Problem: Reproduce each line exactly.

▼

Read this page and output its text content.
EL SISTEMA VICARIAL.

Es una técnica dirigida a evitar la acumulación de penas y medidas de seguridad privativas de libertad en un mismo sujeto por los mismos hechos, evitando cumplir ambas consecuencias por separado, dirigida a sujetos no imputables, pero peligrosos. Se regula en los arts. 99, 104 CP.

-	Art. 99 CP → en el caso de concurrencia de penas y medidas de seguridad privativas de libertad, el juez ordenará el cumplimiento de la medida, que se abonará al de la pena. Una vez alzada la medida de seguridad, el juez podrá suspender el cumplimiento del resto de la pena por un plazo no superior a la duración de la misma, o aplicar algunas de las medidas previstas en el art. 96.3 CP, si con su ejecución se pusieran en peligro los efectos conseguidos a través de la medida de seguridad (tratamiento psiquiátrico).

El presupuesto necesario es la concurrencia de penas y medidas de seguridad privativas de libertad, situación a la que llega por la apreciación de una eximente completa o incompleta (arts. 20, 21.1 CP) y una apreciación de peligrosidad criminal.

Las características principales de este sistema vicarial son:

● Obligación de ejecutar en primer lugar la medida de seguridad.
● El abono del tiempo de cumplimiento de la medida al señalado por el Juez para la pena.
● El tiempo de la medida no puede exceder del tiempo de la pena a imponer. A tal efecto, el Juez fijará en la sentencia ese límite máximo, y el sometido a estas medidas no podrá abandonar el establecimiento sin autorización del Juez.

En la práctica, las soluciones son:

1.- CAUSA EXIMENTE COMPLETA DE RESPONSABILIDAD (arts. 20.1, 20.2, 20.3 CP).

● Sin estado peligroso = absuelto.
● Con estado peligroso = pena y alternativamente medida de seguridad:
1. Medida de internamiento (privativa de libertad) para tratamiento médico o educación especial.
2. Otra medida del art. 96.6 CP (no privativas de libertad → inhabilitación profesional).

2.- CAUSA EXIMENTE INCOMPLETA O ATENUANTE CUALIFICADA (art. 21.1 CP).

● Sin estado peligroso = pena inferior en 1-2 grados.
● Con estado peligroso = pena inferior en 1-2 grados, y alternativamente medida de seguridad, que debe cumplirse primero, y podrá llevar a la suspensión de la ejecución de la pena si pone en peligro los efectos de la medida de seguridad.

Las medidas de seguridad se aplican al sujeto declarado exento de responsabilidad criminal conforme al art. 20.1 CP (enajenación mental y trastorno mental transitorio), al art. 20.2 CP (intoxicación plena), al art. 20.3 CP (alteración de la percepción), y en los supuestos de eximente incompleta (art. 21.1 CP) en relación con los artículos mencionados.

▲

Answer for the task:
Read this page and output its text content.
EL SISTEMA VICARIAL.

Es una técnica dirigida a evitar la acumulación de penas y medidas de seguridad privativas de libertad en un mismo sujeto por los mismos hechos, evitando cumplir ambas consecuencias por separado, dirigida a sujetos no imputables, pero peligrosos. Se regula en los arts. 99, 104 CP.

-	Art. 99 CP → en el caso de concurrencia de penas y medidas de seguridad privativas de libertad, el juez ordenará el cumplimiento de la medida, que se abonará al de la pena. Una vez alzada la medida de seguridad, el juez podrá suspender el cumplimiento del resto de la pena por un plazo no superior a la duración de la misma, o aplicar algunas de las medidas previstas en el art. 96.3 CP, si con su ejecución se pusieran en peligro los efectos conseguidos a través de la medida de seguridad (tratamiento psiquiátrico).

El presupuesto necesario es la concurrencia de penas y medidas de seguridad privativas de libertad, situación a la que llega por la apreciación de una eximente completa o incompleta (arts. 20, 21.1 CP) y una apreciación de peligrosidad criminal.

Las características principales de este sistema vicarial son:

● Obligación de ejecutar en primer lugar la medida de seguridad.
● El abono del tiempo de cumplimiento de la medida al señalado por el Juez para la pena.
● El tiempo de la medida no puede exceder del tiempo de la pena a imponer. A tal efecto, el Juez fijará en la sentencia ese límite máximo, y el sometido a estas medidas no podrá abandonar el establecimiento sin autorización del Juez.

En la práctica, las soluciones son:

1.- CAUSA EXIMENTE COMPLETA DE RESPONSABILIDAD (arts. 20.1, 20.2, 20.3 CP).

● Sin estado peligroso = absuelto.
● Con estado peligroso = pena y alternativamente medida de seguridad:
1. Medida de internamiento (privativa de libertad) para tratamiento médico o educación especial.
2. Otra medida del art. 96.6 CP (no privativas de libertad → inhabilitación profesional).

2.- CAUSA EXIMENTE INCOMPLETA O ATENUANTE CUALIFICADA (art. 21.1 CP).

● Sin estado peligroso = pena inferior en 1-2 grados.
● Con estado peligroso = pena inferior en 1-2 grados, y alternativamente medida de seguridad, que debe cumplirse primero, y podrá llevar a la suspensión de la ejecución de la pena si pone en peligro los efectos de la medida de seguridad.

Las medidas de seguridad se aplican al sujeto declarado exento de responsabilidad criminal conforme al art. 20.1 CP (enajenación mental y trastorno mental transitorio), al art. 20.2 CP (intoxicación plena), al art. 20.3 CP (alteración de la percepción), y en los supuestos de eximente incompleta (art. 21.1 CP) en relación con los artículos mencionados.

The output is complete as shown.